··· PROVIDED RECORDS
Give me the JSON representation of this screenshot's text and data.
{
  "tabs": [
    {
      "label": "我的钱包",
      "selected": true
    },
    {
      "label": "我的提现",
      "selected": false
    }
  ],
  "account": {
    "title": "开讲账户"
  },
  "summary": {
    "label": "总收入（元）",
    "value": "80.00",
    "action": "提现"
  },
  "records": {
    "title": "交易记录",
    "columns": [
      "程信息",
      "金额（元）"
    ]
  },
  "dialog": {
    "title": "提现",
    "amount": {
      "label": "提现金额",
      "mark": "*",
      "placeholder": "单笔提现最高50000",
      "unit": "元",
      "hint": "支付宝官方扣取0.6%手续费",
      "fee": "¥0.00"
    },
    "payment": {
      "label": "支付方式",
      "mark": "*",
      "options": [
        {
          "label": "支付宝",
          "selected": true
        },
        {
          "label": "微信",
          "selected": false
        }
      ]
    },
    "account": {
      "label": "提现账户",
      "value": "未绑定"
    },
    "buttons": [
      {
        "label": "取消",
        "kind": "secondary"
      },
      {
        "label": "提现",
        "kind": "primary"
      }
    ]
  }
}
······
### [TASK PROMPT]
In this exercise, repeat all entries exactly.

### [OUTPUT BELOW]
Give me the JSON representation of this screenshot's text and data.
{
  "tabs": [
    {
      "label": "我的钱包",
      "selected": true
    },
    {
      "label": "我的提现",
      "selected": false
    }
  ],
  "account": {
    "title": "开讲账户"
  },
  "summary": {
    "label": "总收入（元）",
    "value": "80.00",
    "action": "提现"
  },
  "records": {
    "title": "交易记录",
    "columns": [
      "程信息",
      "金额（元）"
    ]
  },
  "dialog": {
    "title": "提现",
    "amount": {
      "label": "提现金额",
      "mark": "*",
      "placeholder": "单笔提现最高50000",
      "unit": "元",
      "hint": "支付宝官方扣取0.6%手续费",
      "fee": "¥0.00"
    },
    "payment": {
      "label": "支付方式",
      "mark": "*",
      "options": [
        {
          "label": "支付宝",
          "selected": true
        },
        {
          "label": "微信",
          "selected": false
        }
      ]
    },
    "account": {
      "label": "提现账户",
      "value": "未绑定"
    },
    "buttons": [
      {
        "label": "取消",
        "kind": "secondary"
      },
      {
        "label": "提现",
        "kind": "primary"
      }
    ]
  }
}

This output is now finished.